## SELECTED EXCERPT
##############################

There are many version control systems, Git, Perforce, Beanstalk, Mercurial, Bitbucket, Apache Subversion, AWS CodeCommit, CVS (Concurrent Versions System, not the drugstore chain), and others.

The most important system today is Git. GitHub and GitLab are built on top of Git. What is the relationship? Git is a local version control system, it runs entirely on the machine where it is installed and manages file changes there. GitHub and GitLab are cloud-based systems that allow you to work with remote repositories. In addition to supporting Git remotely, GitHub adds many cool features to increase developer productivity. The files for the pages you are reading are managed with Git and stored in a remote repository on GitHub (the URL is https://github.com/oschabenberger/oschabenberger-github.io-bn). GitHub also hosts the web site for the text through GitHub Pages. GitHub Actions can be set up so that the web site (the book) automatically rebuilds if any source files changes. And all of that comes with the free capabilities of GitHub.

A Crash Course in Git

Git is installed on your machine, it is a local tool for versioning files. You can perform all major Git operations (clone, init, add, mv, restore, rm, diff, grep, log, branch, commit merge, rebase, etc.) without an internet connection. The collaborative aspect of version control comes into play when you use a Git service provider such as GitHub or GitLab. Besides making Git a tool for multi-user applications, using GitHub or GitLab also gives you the ability to work with remote repositories; you can push your local changes to a server in the cloud, making it accessible to others and making it independent of the local workstation. Just because you push a repository to GitHub does not necessarily give everyone on the internet access to it—you manage whether a repository is private or public.

Installing Git

There are several ways to get Git on your machine, see here. On MacOS, installing the XCode Command Line tools will drop git on the machine. To see if you already have Git, open a terminal and check:

➜ which git
/usr/bin/git

The executable is installed in /usr/bin/git on my MacBook.

Basic configuration

There are a million of configuration options for Git and its commands. You can see the configuration with

➜ git config --list

To connect to GitHub later, add your username and email address to the configuration:

➜ git config --global user.name "First Last"
➜ git config --global user.email "first.last@example.com"

You can have project-specific configurations, simply remove the --global option and issue the git config command from the project (repository) directory.

Repositories

A repository is a collection of folders and files. Repositories are either cloned from an existing repository or initialized from scratch. To initialize a repository, change into the root directory of the project and issue the git init command:

➜ cd "STAT 5014"
➜ STAT 5014 pwd
/Users/olivers/Documents/Teaching/Data Science/STAT 5014
➜ STAT 5014 git init
Initialized empty Git repository in /Users/olivers/Documents/Teaching/Data Science/STAT 5014/.git/
➜ STAT 5014 git:(main)

##############################

[Layout dataset entries]
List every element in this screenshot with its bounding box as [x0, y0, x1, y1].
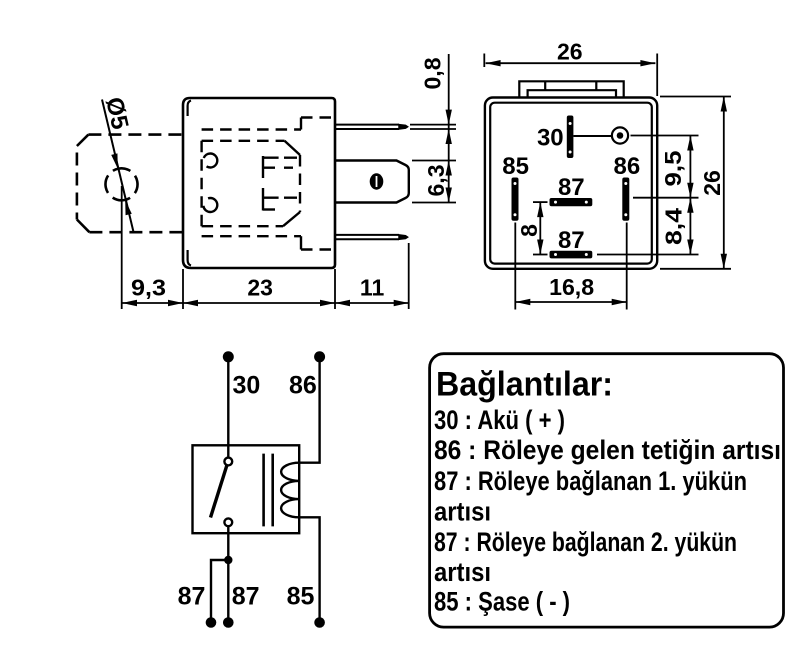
svg-text:30: 30	[233, 372, 261, 400]
svg-text:87: 87	[558, 174, 585, 201]
svg-text:86: 86	[289, 372, 317, 400]
svg-text:artısı: artısı	[434, 557, 491, 587]
svg-text:86 : Röleye gelen tetiğin artı: 86 : Röleye gelen tetiğin artısı	[434, 435, 781, 465]
svg-text:11: 11	[360, 275, 385, 301]
svg-text:8: 8	[516, 224, 542, 237]
svg-text:Bağlantılar:: Bağlantılar:	[436, 366, 613, 404]
svg-text:30 : Akü ( + ): 30 : Akü ( + )	[434, 405, 565, 435]
svg-text:9,5: 9,5	[660, 150, 686, 186]
svg-text:86: 86	[614, 153, 641, 180]
svg-text:85: 85	[287, 583, 315, 611]
svg-text:85: 85	[502, 153, 529, 180]
svg-text:87: 87	[558, 227, 585, 254]
svg-text:0,8: 0,8	[419, 57, 445, 89]
svg-text:9,3: 9,3	[131, 275, 166, 301]
svg-text:26: 26	[699, 170, 725, 196]
svg-text:87 : Röleye bağlanan 1. yükün: 87 : Röleye bağlanan 1. yükün	[434, 466, 747, 496]
svg-text:87: 87	[232, 583, 260, 611]
svg-text:87: 87	[178, 583, 206, 611]
svg-text:26: 26	[557, 39, 583, 65]
svg-text:85 : Şase ( - ): 85 : Şase ( - )	[434, 586, 570, 616]
svg-text:30: 30	[537, 124, 564, 151]
svg-text:8,4: 8,4	[660, 208, 686, 245]
svg-text:87 : Röleye bağlanan 2. yükün: 87 : Röleye bağlanan 2. yükün	[434, 527, 737, 557]
svg-text:16,8: 16,8	[549, 274, 594, 300]
svg-text:23: 23	[247, 275, 273, 301]
svg-text:artısı: artısı	[434, 496, 491, 526]
svg-text:6,3: 6,3	[423, 165, 449, 197]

##############################

## SHORT PROBLEM A
Please echo the passage from "A Crash Course" to "private or public." in the Git crash course, word for word.
## SHORT PROBLEM B
In the Git crash course, which option do you drop from the git config command to set up a project-specific configuration?

## TASK RESPONSE A
A Crash Course in Git

Git is installed on your machine, it is a local tool for versioning files. You can perform all major Git operations (clone, init, add, mv, restore, rm, diff, grep, log, branch, commit merge, rebase, etc.) without an internet connection. The collaborative aspect of version control comes into play when you use a Git service provider such as GitHub or GitLab. Besides making Git a tool for multi-user applications, using GitHub or GitLab also gives you the ability to work with remote repositories; you can push your local changes to a server in the cloud, making it accessible to others and making it independent of the local workstation. Just because you push a repository to GitHub does not necessarily give everyone on the internet access to it—you manage whether a repository is private or public.

## TASK RESPONSE B
The --global option.